-- Begin INFORMATION PROVIDED --

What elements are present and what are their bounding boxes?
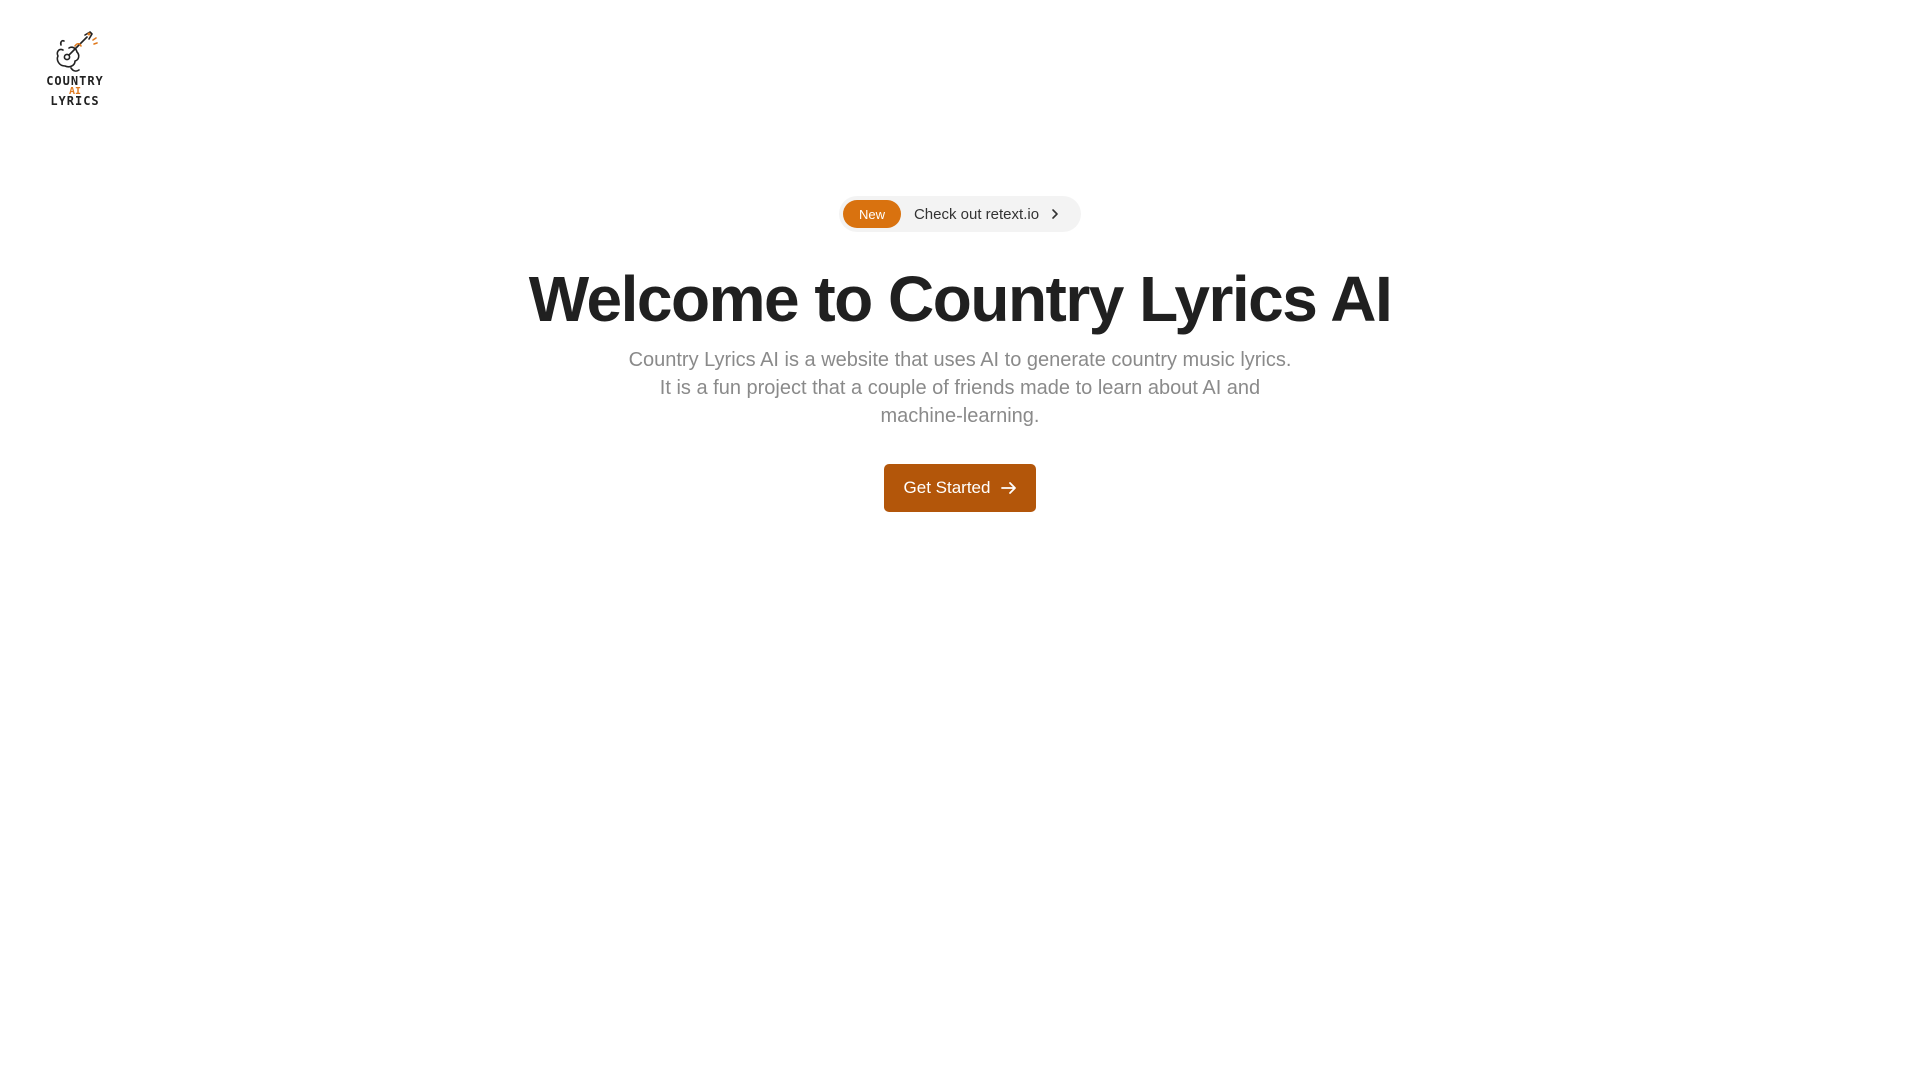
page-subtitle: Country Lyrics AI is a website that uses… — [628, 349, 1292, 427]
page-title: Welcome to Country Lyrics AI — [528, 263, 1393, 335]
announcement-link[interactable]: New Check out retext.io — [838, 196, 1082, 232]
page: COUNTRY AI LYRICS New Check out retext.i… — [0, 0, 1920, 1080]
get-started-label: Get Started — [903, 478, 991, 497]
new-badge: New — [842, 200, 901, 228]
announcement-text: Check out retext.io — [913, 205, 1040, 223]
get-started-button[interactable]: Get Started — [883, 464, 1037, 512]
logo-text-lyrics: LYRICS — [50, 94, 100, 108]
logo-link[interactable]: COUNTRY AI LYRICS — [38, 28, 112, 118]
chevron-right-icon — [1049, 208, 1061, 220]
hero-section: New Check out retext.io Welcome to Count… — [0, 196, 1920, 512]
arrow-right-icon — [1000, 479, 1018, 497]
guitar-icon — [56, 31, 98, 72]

-- End INFORMATION PROVIDED --
-- Begin INFORMATION PROVIDED --

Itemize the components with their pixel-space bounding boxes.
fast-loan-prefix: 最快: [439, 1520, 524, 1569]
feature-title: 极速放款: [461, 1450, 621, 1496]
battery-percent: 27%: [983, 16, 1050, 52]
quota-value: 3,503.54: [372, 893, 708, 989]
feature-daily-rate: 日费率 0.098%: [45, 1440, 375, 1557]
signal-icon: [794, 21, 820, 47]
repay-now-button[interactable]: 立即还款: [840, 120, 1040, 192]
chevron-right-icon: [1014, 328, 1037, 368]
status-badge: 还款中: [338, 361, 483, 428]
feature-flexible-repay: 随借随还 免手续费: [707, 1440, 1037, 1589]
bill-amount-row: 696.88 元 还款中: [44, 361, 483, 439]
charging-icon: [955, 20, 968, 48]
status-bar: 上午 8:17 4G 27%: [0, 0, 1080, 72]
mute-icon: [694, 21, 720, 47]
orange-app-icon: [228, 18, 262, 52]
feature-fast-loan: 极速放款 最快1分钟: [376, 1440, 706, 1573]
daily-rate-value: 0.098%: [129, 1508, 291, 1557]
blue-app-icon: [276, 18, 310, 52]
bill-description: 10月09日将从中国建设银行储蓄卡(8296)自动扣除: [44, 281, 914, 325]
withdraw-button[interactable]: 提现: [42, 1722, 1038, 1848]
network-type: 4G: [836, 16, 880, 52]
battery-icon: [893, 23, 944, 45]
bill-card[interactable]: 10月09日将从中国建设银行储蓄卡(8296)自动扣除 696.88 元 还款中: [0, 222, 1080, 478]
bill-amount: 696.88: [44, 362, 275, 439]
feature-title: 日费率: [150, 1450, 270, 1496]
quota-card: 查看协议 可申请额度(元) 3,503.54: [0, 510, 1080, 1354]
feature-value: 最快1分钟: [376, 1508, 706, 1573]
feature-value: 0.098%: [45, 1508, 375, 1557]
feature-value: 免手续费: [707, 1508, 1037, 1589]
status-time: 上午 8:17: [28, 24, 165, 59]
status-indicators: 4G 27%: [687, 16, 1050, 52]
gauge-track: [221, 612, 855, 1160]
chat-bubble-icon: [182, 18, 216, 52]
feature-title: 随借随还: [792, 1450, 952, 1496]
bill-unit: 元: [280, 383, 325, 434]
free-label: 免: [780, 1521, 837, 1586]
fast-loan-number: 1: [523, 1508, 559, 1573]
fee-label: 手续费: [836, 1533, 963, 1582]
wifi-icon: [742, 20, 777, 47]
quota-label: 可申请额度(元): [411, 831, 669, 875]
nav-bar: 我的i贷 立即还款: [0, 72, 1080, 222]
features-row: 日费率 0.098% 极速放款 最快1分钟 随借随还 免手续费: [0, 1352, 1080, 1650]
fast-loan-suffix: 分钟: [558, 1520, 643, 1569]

-- End INFORMATION PROVIDED --
-- Begin INFORMATION PROVIDED --

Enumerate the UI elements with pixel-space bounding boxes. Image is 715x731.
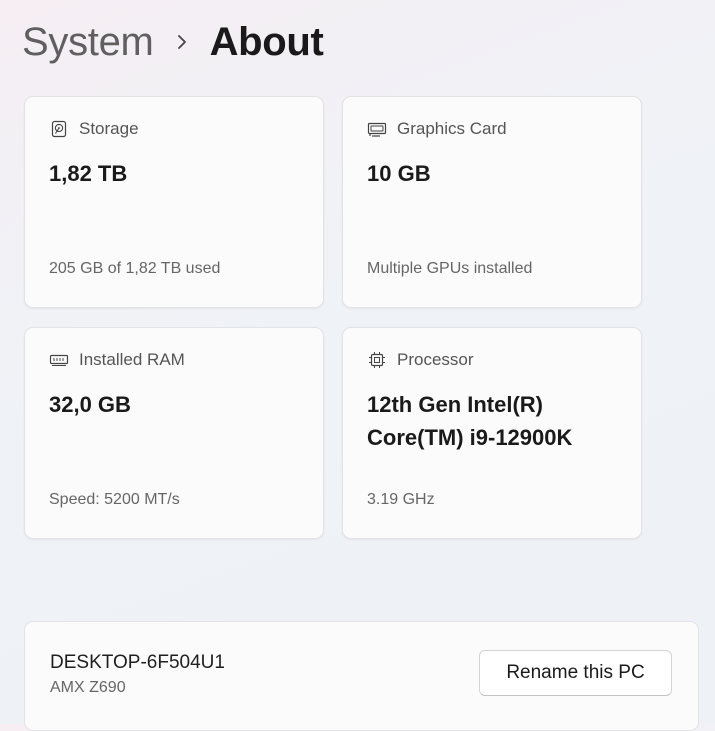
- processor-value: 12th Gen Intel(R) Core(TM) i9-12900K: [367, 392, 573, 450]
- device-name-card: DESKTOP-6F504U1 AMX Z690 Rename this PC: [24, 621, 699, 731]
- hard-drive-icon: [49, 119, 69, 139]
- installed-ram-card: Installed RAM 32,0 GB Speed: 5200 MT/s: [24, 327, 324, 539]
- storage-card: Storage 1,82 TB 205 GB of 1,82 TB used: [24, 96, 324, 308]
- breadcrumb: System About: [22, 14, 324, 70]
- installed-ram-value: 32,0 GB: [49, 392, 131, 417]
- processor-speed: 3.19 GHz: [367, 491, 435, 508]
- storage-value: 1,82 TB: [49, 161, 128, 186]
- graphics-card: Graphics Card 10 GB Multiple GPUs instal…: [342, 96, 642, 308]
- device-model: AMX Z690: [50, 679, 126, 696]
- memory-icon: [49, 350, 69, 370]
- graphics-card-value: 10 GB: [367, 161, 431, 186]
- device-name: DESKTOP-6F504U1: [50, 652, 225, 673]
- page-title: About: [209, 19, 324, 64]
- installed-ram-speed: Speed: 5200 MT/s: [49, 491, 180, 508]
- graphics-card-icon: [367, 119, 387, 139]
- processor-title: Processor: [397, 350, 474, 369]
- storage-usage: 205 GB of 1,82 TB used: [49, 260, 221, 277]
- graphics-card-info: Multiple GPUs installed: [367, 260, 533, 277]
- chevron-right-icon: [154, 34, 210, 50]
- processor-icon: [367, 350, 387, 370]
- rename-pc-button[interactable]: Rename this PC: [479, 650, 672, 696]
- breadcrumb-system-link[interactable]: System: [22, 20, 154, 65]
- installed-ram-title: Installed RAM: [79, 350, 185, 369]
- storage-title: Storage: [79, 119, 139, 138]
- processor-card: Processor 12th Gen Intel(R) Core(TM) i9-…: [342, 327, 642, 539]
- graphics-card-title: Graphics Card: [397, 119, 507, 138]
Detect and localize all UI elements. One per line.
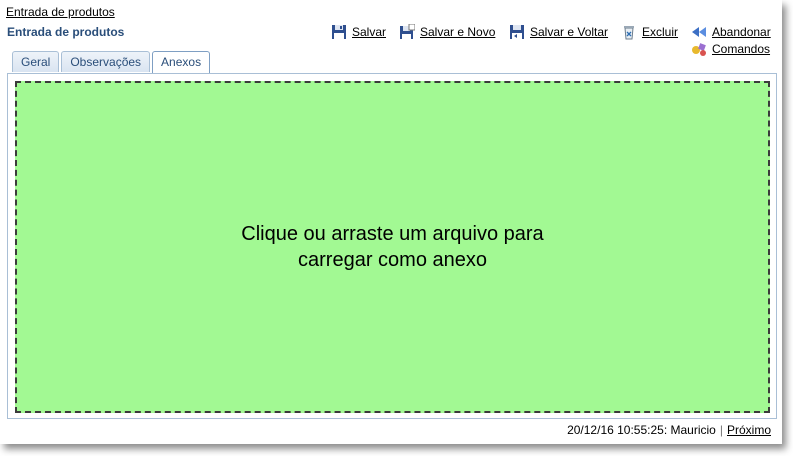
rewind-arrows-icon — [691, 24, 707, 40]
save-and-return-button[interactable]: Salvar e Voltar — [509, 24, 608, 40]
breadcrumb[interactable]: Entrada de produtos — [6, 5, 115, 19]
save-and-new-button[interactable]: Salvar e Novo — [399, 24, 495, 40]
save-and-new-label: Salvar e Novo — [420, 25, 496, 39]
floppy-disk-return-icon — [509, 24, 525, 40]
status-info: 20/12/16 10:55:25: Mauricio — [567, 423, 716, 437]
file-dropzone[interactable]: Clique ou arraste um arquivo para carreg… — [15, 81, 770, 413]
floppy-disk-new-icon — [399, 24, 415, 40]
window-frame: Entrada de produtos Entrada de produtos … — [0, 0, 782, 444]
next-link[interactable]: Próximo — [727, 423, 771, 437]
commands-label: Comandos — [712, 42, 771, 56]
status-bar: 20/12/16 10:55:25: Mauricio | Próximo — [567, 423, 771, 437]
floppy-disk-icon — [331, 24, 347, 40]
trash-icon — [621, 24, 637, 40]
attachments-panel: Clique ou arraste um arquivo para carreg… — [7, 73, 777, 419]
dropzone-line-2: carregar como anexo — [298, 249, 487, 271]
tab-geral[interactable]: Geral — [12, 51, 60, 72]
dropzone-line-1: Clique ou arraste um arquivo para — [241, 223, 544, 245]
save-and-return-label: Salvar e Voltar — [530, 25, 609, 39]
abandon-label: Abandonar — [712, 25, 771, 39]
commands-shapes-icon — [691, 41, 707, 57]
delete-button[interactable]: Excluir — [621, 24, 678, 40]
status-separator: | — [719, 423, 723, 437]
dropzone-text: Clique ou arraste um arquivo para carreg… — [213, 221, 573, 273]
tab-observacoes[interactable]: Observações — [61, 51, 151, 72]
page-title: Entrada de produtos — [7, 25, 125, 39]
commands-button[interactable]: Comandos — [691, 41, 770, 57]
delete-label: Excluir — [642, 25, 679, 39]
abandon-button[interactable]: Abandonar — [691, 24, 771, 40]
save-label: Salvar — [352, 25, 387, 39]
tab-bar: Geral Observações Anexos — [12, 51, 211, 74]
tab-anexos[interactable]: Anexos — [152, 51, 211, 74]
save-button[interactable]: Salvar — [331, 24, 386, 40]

-- End INFORMATION PROVIDED --

» THE TASK:
Edit everything from the line containing "page-subtitle: Country Lyrics" down to the line containing "guitar-icon — [56, 31, 98, 72]" by changing "Get Started" to "Start Now", and return those lines with all else unchanged.

» RESULT OF THIS TASK:
page-subtitle: Country Lyrics AI is a website that uses… — [628, 349, 1292, 427]
page-title: Welcome to Country Lyrics AI — [528, 263, 1393, 335]
announcement-link[interactable]: New Check out retext.io — [838, 196, 1082, 232]
page: COUNTRY AI LYRICS New Check out retext.i… — [0, 0, 1920, 1080]
get-started-label: Start Now — [903, 478, 991, 497]
new-badge: New — [842, 200, 901, 228]
announcement-text: Check out retext.io — [913, 205, 1040, 223]
get-started-button[interactable]: Start Now — [883, 464, 1037, 512]
logo-text-lyrics: LYRICS — [50, 94, 100, 108]
logo-link[interactable]: COUNTRY AI LYRICS — [38, 28, 112, 118]
chevron-right-icon — [1049, 208, 1061, 220]
hero-section: New Check out retext.io Welcome to Count… — [0, 196, 1920, 512]
arrow-right-icon — [1000, 479, 1018, 497]
guitar-icon — [56, 31, 98, 72]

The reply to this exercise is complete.